— start Input —

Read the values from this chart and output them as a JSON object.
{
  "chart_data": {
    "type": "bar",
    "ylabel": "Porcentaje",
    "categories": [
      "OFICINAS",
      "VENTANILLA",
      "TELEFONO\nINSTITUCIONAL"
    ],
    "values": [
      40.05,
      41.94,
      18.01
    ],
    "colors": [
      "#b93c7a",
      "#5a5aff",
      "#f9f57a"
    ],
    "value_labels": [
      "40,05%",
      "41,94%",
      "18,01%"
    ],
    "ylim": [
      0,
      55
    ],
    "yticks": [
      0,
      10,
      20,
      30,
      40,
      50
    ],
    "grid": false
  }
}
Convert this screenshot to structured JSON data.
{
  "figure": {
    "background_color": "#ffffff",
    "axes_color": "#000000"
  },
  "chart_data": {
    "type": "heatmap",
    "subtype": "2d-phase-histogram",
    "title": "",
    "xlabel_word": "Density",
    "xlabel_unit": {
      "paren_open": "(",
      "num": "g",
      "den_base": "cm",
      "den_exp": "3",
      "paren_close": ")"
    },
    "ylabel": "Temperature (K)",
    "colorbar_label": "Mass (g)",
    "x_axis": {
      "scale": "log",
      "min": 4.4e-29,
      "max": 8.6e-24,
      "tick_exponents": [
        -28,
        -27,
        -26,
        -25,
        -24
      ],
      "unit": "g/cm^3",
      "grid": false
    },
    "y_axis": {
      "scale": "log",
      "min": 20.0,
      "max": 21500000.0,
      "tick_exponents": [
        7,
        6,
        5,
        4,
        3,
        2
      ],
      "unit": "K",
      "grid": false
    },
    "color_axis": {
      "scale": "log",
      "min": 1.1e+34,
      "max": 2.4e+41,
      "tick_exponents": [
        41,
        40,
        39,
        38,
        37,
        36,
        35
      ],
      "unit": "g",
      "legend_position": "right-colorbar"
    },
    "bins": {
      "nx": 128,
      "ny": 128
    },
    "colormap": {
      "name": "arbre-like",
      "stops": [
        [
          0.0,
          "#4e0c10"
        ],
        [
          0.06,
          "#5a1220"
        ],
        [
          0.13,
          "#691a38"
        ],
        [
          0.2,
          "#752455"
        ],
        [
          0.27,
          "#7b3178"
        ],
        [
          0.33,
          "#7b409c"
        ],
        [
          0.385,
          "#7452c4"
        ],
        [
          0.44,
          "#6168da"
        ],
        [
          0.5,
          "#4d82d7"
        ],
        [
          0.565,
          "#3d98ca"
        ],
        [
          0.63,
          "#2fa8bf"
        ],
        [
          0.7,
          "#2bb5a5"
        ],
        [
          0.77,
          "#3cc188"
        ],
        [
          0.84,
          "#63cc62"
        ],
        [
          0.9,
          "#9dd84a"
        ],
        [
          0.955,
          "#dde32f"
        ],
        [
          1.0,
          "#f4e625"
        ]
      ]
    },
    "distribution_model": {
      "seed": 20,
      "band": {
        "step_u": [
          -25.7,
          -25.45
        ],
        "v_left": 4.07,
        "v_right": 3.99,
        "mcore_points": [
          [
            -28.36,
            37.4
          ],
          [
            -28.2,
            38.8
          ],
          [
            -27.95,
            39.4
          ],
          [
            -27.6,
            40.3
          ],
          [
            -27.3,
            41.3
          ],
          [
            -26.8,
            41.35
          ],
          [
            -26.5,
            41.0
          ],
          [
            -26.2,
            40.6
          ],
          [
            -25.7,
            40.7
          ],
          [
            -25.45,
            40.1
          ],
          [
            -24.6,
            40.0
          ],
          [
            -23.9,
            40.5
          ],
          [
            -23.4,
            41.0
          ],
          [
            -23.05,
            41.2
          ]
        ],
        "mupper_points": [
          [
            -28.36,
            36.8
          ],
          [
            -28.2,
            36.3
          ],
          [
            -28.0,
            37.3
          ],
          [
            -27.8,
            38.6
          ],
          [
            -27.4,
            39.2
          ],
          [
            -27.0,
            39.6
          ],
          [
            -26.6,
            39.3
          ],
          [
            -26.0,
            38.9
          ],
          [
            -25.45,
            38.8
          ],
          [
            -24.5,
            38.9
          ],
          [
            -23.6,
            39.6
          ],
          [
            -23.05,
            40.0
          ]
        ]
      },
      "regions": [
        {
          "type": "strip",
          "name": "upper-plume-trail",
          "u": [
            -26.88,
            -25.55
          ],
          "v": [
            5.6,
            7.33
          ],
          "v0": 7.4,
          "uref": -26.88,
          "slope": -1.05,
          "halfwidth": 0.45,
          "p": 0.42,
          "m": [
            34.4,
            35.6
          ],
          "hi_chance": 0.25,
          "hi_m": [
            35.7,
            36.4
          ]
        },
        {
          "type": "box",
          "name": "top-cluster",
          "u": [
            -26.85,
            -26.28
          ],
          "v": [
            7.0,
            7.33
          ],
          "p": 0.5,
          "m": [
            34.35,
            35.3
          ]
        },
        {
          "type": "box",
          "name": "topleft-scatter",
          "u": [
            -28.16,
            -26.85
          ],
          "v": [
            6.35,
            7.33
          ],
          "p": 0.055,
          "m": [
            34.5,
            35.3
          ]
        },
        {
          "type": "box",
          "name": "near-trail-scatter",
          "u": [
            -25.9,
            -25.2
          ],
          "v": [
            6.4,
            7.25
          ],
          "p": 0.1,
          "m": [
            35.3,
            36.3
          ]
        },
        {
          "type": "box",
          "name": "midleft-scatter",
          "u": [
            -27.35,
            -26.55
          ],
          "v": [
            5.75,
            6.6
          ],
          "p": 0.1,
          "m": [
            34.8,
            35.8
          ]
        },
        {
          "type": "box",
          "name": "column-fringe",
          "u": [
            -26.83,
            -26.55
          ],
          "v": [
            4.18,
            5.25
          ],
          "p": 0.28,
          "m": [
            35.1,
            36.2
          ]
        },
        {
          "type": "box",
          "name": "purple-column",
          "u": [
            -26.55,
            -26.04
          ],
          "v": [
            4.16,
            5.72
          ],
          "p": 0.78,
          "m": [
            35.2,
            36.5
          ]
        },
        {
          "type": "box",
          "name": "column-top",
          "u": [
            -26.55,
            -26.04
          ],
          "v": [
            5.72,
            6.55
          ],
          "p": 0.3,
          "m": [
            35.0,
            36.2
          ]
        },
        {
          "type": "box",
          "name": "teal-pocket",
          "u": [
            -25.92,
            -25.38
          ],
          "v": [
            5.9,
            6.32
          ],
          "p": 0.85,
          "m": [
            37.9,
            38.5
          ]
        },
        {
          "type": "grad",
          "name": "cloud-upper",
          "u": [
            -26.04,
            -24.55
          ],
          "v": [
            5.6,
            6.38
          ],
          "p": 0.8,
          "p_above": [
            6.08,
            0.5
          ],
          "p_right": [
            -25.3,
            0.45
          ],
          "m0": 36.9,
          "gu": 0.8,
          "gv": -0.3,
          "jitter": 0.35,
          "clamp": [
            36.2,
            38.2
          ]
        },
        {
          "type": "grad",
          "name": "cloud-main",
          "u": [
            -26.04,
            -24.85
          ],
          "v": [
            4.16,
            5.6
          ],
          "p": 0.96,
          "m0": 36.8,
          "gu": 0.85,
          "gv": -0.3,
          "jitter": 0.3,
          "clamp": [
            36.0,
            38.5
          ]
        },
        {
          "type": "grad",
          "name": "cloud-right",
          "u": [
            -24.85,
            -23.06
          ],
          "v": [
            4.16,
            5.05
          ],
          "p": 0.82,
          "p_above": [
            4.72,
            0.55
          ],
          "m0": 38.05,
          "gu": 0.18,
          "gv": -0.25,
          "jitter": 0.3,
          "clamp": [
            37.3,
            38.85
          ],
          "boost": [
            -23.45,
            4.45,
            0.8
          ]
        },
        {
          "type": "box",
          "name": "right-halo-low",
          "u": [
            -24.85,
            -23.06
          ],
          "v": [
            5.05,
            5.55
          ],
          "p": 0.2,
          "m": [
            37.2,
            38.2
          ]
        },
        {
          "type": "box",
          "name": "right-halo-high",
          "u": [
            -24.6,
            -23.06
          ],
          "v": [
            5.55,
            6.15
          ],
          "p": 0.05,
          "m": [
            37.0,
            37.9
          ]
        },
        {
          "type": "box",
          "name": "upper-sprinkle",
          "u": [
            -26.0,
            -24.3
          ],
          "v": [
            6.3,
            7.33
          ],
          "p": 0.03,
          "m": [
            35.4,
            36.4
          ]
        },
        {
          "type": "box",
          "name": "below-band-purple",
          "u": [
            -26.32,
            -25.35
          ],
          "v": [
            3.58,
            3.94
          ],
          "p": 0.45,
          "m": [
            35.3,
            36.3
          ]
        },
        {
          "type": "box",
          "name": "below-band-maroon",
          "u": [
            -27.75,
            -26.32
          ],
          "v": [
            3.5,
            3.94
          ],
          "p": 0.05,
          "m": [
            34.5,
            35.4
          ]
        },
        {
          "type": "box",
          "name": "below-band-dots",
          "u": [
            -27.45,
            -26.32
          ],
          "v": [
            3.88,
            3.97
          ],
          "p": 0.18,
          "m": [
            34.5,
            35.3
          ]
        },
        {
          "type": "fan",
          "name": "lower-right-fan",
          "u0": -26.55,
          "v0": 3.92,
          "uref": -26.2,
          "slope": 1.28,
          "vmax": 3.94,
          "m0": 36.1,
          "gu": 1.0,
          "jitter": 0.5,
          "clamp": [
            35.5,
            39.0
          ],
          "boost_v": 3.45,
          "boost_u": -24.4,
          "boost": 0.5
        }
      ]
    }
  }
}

— end Input —

Short exercise: Look through the entries above and list every line containing "band".

Result:
      "band": {
          "name": "below-band-purple",
          "name": "below-band-maroon",
          "name": "below-band-dots",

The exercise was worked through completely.